Identify all lines in the listing that include the word "PRANKSHIT", and copy them out.

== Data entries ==

_ _ _ _ _ _ _

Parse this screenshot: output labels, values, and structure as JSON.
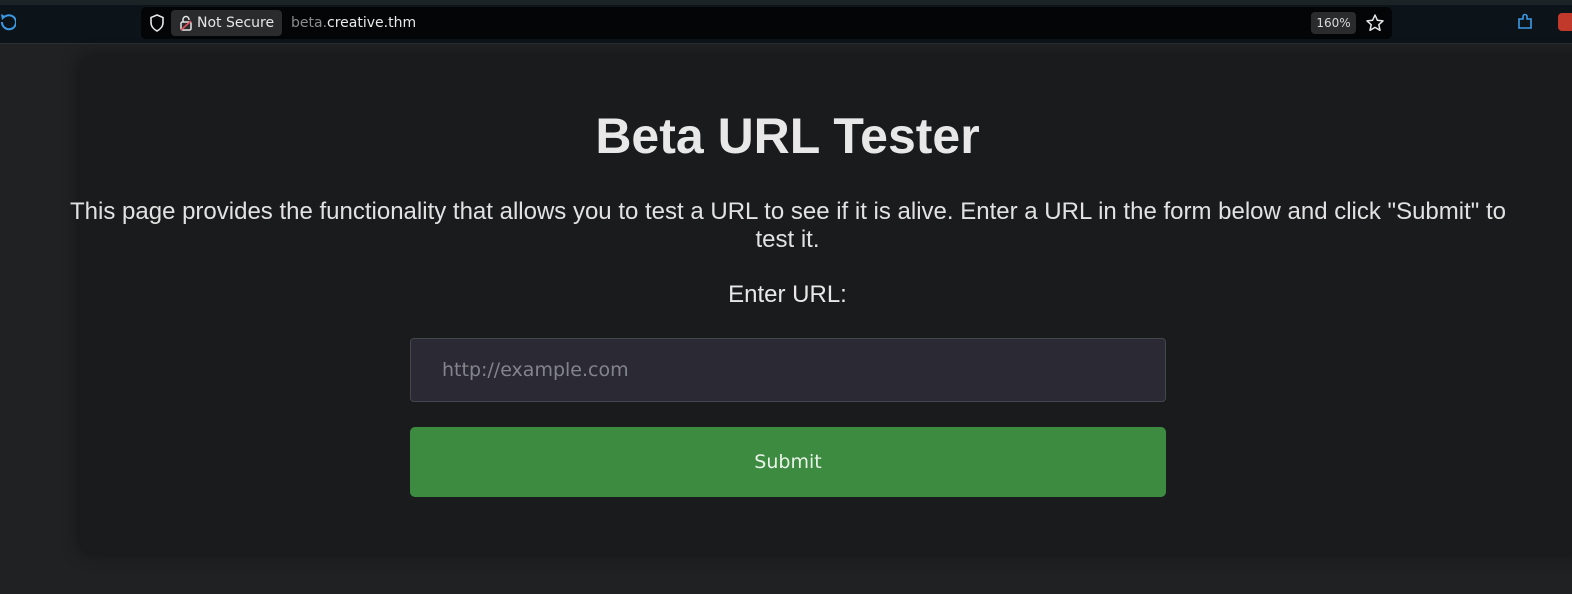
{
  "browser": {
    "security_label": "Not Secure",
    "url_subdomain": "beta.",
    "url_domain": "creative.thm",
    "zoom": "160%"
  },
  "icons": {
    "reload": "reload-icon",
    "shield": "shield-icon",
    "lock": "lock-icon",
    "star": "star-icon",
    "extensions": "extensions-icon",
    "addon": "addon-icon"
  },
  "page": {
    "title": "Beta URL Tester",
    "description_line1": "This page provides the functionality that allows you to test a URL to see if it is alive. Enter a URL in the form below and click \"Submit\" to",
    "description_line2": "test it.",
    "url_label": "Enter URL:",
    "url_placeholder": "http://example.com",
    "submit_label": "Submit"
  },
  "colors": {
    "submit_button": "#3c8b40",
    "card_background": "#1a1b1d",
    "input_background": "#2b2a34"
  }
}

_ _ _ _ _ _ _

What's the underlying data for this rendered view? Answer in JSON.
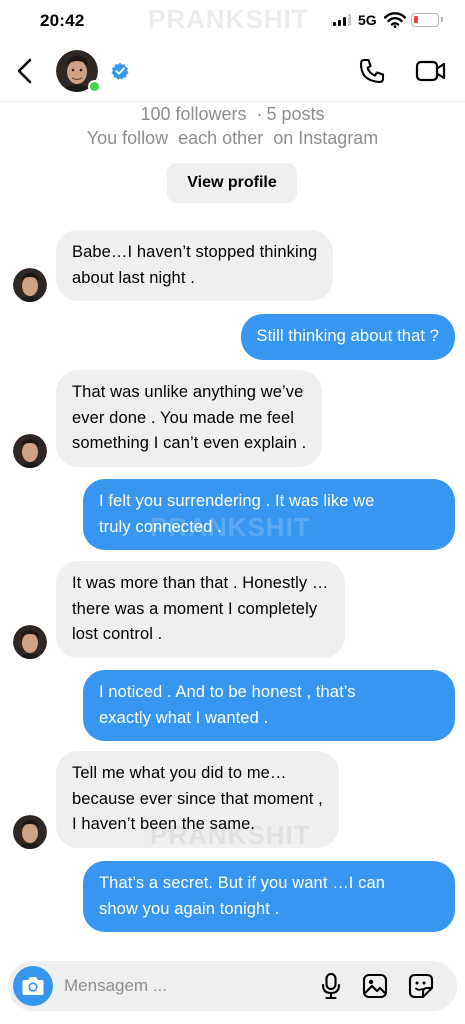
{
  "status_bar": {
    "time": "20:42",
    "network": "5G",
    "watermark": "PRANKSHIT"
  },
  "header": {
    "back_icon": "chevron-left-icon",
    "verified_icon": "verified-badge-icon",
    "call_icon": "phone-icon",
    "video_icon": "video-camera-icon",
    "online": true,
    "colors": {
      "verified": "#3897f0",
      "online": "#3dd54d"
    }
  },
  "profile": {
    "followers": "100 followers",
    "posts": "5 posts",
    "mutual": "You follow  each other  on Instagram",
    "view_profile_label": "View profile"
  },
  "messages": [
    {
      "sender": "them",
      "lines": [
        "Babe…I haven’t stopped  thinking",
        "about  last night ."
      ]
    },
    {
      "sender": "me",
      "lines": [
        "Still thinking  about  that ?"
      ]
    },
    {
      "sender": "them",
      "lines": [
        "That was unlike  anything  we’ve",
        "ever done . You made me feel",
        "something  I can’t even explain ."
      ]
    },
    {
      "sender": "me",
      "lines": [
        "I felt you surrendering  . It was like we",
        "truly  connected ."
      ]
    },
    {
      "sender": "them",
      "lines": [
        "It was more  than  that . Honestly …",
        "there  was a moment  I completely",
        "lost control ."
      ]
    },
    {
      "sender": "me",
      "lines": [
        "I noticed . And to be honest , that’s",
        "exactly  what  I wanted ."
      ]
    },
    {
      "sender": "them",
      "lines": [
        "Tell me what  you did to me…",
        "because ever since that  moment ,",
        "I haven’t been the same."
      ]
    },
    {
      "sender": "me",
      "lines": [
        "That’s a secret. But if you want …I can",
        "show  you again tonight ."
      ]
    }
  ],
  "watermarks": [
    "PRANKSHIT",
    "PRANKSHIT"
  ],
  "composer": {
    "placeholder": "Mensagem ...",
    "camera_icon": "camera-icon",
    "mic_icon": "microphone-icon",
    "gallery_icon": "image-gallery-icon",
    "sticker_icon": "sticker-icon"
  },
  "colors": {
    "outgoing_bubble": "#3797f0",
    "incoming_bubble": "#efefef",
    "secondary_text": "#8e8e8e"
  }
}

_ _ _ _ _ _ _

== Answer for the task ==
    "watermark": "PRANKSHIT"
    "PRANKSHIT",
    "PRANKSHIT"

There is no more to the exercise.